### WHAT THE EXERCISE ASKS
Collect each line of the entries that holds the string "условий".

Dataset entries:

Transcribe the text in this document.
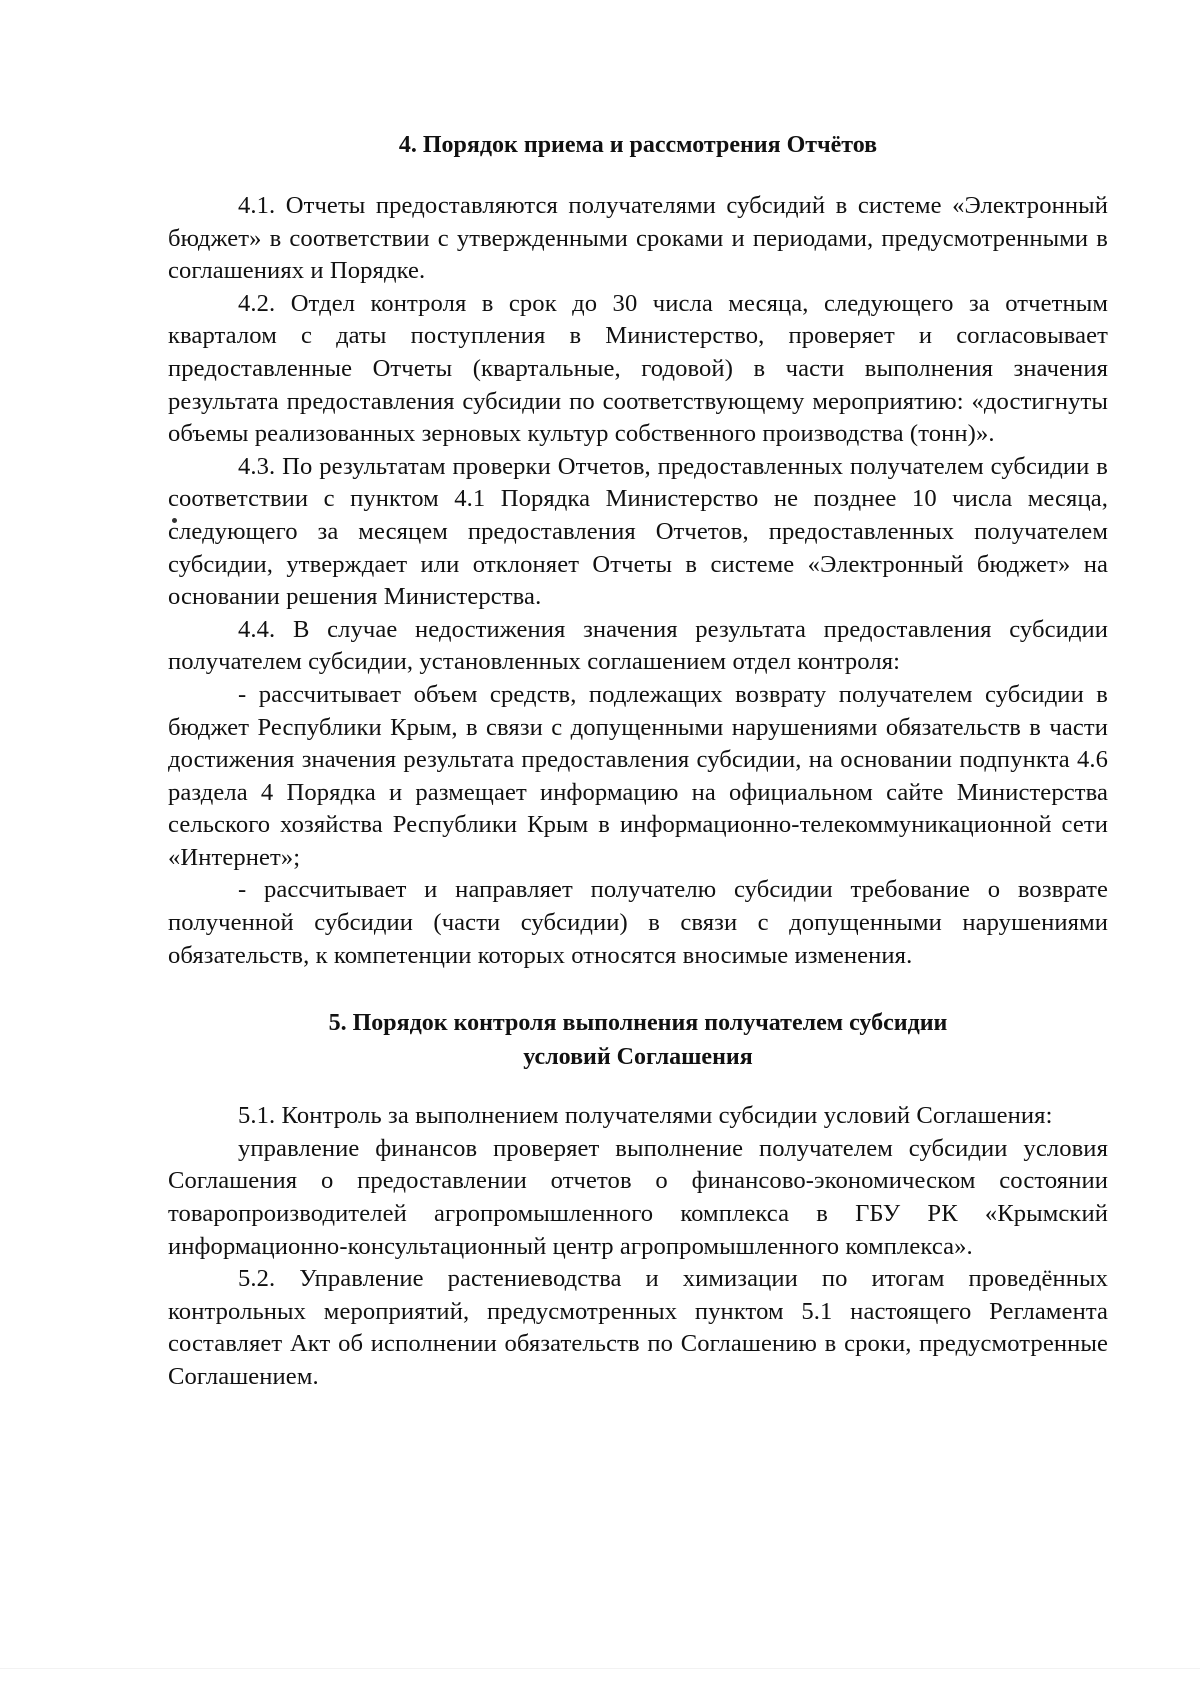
4. Порядок приема и рассмотрения Отчётов

4.1. Отчеты предоставляются получателями субсидий в системе «Электронный бюджет» в соответствии с утвержденными сроками и периодами, предусмотренными в соглашениях и Порядке.

4.2. Отдел контроля в срок до 30 числа месяца, следующего за отчетным кварталом с даты поступления в Министерство, проверяет и согласовывает предоставленные Отчеты (квартальные, годовой) в части выполнения значения результата предоставления субсидии по соответствующему мероприятию: «достигнуты объемы реализованных зерновых культур собственного производства (тонн)».

4.3. По результатам проверки Отчетов, предоставленных получателем субсидии в соответствии с пунктом 4.1 Порядка Министерство не позднее 10 числа месяца, следующего за месяцем предоставления Отчетов, предоставленных получателем субсидии, утверждает или отклоняет Отчеты в системе «Электронный бюджет» на основании решения Министерства.

4.4. В случае недостижения значения результата предоставления субсидии получателем субсидии, установленных соглашением отдел контроля:

- рассчитывает объем средств, подлежащих возврату получателем субсидии в бюджет Республики Крым, в связи с допущенными нарушениями обязательств в части достижения значения результата предоставления субсидии, на основании подпункта 4.6 раздела 4 Порядка и размещает информацию на официальном сайте Министерства сельского хозяйства Республики Крым в информационно-телекоммуникационной сети «Интернет»;

- рассчитывает и направляет получателю субсидии требование о возврате полученной субсидии (части субсидии) в связи с допущенными нарушениями обязательств, к компетенции которых относятся вносимые изменения.

5. Порядок контроля выполнения получателем субсидии
условий Соглашения

5.1. Контроль за выполнением получателями субсидии условий Соглашения:

управление финансов проверяет выполнение получателем субсидии условия Соглашения о предоставлении отчетов о финансово-экономическом состоянии товаропроизводителей агропромышленного комплекса в ГБУ РК «Крымский информационно-консультационный центр агропромышленного комплекса».

5.2. Управление растениеводства и химизации по итогам проведённых контрольных мероприятий, предусмотренных пунктом 5.1 настоящего Регламента составляет Акт об исполнении обязательств по Соглашению в сроки, предусмотренные Соглашением.
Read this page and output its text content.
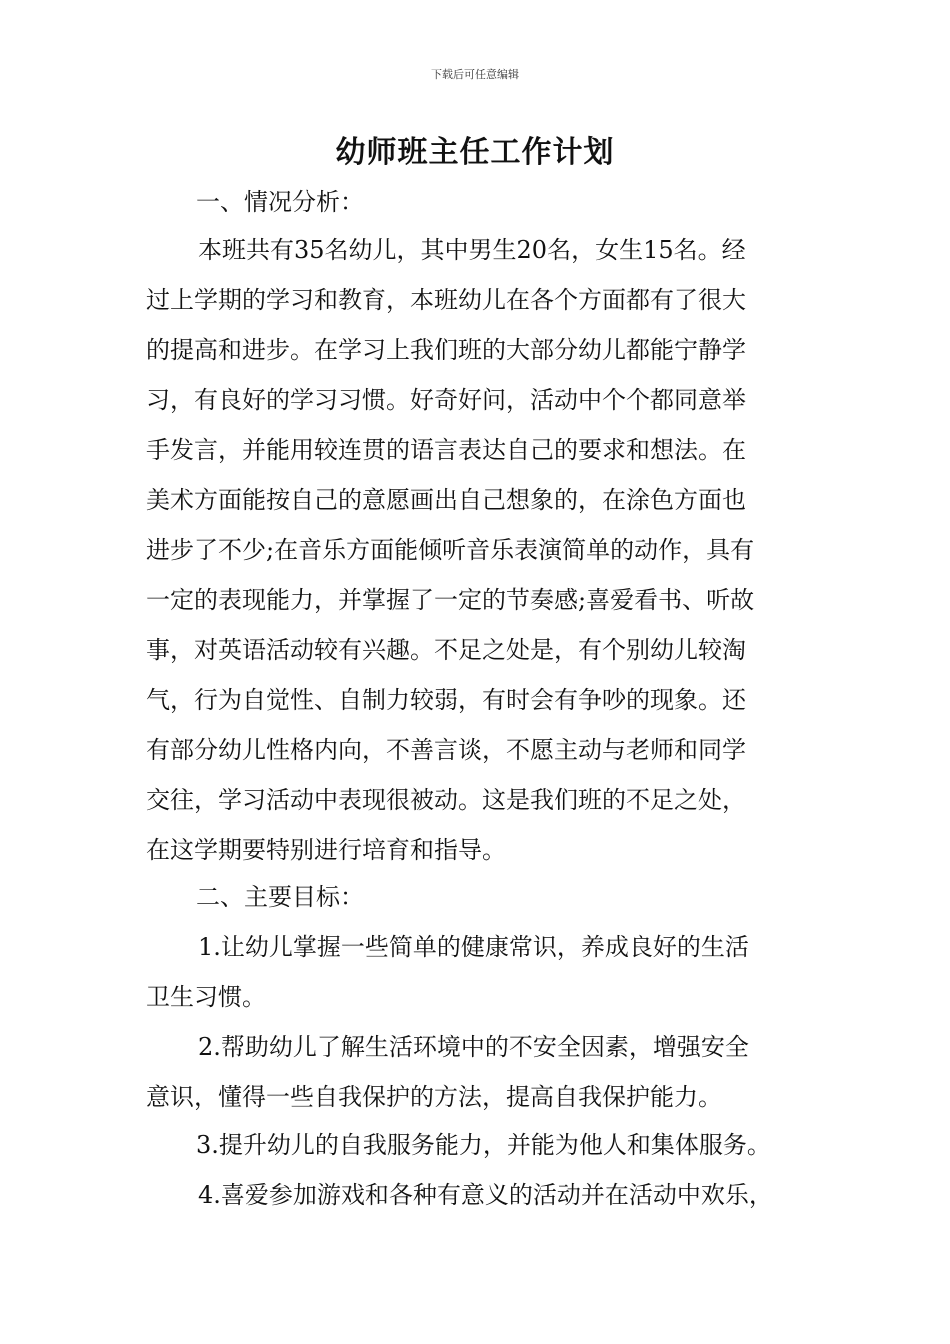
下载后可任意编辑
幼师班主任工作计划
一、情况分析：

本班共有35名幼儿，其中男生20名，女生15名。经

过上学期的学习和教育，本班幼儿在各个方面都有了很大

的提高和进步。在学习上我们班的大部分幼儿都能宁静学

习，有良好的学习习惯。好奇好问，活动中个个都同意举

手发言，并能用较连贯的语言表达自己的要求和想法。在

美术方面能按自己的意愿画出自己想象的，在涂色方面也

进步了不少;在音乐方面能倾听音乐表演简单的动作，具有

一定的表现能力，并掌握了一定的节奏感;喜爱看书、听故

事，对英语活动较有兴趣。不足之处是，有个别幼儿较淘

气，行为自觉性、自制力较弱，有时会有争吵的现象。还

有部分幼儿性格内向，不善言谈，不愿主动与老师和同学

交往，学习活动中表现很被动。这是我们班的不足之处，

在这学期要特别进行培育和指导。

二、主要目标：

1.让幼儿掌握一些简单的健康常识，养成良好的生活

卫生习惯。

2.帮助幼儿了解生活环境中的不安全因素，增强安全

意识，懂得一些自我保护的方法，提高自我保护能力。

3.提升幼儿的自我服务能力，并能为他人和集体服务。

4.喜爱参加游戏和各种有意义的活动并在活动中欢乐，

### ANSWER TO THIS PROBLEM
условий Соглашения
5.1. Контроль за выполнением получателями субсидии условий Соглашения:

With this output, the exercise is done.